Element and coordinate records:
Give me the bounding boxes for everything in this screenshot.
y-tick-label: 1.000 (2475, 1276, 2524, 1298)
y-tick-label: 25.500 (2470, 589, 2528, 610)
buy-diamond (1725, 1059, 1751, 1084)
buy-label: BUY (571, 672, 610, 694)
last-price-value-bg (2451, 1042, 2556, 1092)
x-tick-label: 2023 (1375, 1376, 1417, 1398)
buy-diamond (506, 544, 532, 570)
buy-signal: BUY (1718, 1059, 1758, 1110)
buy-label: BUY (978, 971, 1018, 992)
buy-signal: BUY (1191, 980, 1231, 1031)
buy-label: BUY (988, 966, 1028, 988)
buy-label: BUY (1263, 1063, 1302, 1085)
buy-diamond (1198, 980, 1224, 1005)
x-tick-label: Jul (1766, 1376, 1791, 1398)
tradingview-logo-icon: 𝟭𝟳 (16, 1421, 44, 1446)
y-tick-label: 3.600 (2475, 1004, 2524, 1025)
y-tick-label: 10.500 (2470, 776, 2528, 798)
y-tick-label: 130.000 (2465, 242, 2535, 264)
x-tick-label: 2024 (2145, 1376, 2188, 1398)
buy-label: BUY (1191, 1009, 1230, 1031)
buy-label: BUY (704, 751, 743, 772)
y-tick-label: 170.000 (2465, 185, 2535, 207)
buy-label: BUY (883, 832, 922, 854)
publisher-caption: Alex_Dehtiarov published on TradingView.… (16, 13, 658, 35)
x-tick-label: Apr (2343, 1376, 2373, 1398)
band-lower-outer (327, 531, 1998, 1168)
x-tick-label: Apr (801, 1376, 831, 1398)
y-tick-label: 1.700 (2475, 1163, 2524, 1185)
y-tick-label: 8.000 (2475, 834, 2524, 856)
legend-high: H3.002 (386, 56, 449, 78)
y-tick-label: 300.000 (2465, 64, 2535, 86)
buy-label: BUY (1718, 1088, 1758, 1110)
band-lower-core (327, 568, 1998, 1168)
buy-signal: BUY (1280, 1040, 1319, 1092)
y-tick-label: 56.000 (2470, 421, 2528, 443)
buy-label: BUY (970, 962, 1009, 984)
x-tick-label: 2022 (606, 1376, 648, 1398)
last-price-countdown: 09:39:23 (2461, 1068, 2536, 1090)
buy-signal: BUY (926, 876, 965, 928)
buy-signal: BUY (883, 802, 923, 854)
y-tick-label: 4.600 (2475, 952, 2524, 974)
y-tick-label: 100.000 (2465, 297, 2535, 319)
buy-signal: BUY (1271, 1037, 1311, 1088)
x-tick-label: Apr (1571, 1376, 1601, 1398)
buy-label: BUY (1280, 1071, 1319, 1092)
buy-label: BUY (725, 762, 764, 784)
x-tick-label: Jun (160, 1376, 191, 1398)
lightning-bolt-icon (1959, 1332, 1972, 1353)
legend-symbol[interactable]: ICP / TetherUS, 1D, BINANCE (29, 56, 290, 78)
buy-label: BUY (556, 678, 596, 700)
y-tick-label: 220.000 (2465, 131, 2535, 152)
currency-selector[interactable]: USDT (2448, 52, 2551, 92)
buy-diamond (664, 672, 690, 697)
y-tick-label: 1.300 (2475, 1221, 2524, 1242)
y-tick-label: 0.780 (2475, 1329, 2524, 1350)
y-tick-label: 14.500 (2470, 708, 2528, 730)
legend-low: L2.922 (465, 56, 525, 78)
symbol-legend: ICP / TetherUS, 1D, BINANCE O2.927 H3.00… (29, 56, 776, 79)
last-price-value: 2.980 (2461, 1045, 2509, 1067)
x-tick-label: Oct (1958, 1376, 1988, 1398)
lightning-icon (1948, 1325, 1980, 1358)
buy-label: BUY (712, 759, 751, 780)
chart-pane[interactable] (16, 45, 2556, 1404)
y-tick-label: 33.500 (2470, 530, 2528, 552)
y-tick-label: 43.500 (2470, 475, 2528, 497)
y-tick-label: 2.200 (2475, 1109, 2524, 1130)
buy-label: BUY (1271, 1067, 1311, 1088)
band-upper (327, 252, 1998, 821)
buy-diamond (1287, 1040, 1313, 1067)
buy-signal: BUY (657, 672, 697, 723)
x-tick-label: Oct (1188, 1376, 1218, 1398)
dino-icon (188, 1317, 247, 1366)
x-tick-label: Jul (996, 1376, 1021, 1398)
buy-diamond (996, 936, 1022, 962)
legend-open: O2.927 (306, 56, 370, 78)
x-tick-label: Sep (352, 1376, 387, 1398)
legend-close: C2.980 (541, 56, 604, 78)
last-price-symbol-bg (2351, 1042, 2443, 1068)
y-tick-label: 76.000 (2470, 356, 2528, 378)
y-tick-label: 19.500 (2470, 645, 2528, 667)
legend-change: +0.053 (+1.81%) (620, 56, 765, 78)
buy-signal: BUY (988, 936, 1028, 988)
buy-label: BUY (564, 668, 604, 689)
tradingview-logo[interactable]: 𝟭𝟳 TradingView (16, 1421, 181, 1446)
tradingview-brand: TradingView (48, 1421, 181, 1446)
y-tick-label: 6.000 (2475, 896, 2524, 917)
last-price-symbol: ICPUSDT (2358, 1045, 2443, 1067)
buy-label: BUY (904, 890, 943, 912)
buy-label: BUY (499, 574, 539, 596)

• Stated goal: Rewrite the entries from the start through the line containing "y-tick-label: 170.000 (2465, 185, 2535, 207)" as a JSON list of strings, one string per line, omitting blank lines.

• Full output:
[
  "Give me the bounding boxes for everything in this screenshot.",
  "y-tick-label: 1.000 (2475, 1276, 2524, 1298)",
  "y-tick-label: 25.500 (2470, 589, 2528, 610)",
  "buy-diamond (1725, 1059, 1751, 1084)",
  "buy-label: BUY (571, 672, 610, 694)",
  "last-price-value-bg (2451, 1042, 2556, 1092)",
  "x-tick-label: 2023 (1375, 1376, 1417, 1398)",
  "buy-diamond (506, 544, 532, 570)",
  "buy-signal: BUY (1718, 1059, 1758, 1110)",
  "buy-label: BUY (978, 971, 1018, 992)",
  "buy-signal: BUY (1191, 980, 1231, 1031)",
  "buy-label: BUY (988, 966, 1028, 988)",
  "buy-label: BUY (1263, 1063, 1302, 1085)",
  "buy-diamond (1198, 980, 1224, 1005)",
  "x-tick-label: Jul (1766, 1376, 1791, 1398)",
  "tradingview-logo-icon: 𝟭𝟳 (16, 1421, 44, 1446)",
  "y-tick-label: 3.600 (2475, 1004, 2524, 1025)",
  "y-tick-label: 10.500 (2470, 776, 2528, 798)",
  "y-tick-label: 130.000 (2465, 242, 2535, 264)",
  "x-tick-label: 2024 (2145, 1376, 2188, 1398)",
  "buy-label: BUY (1191, 1009, 1230, 1031)",
  "buy-label: BUY (704, 751, 743, 772)",
  "y-tick-label: 170.000 (2465, 185, 2535, 207)"
]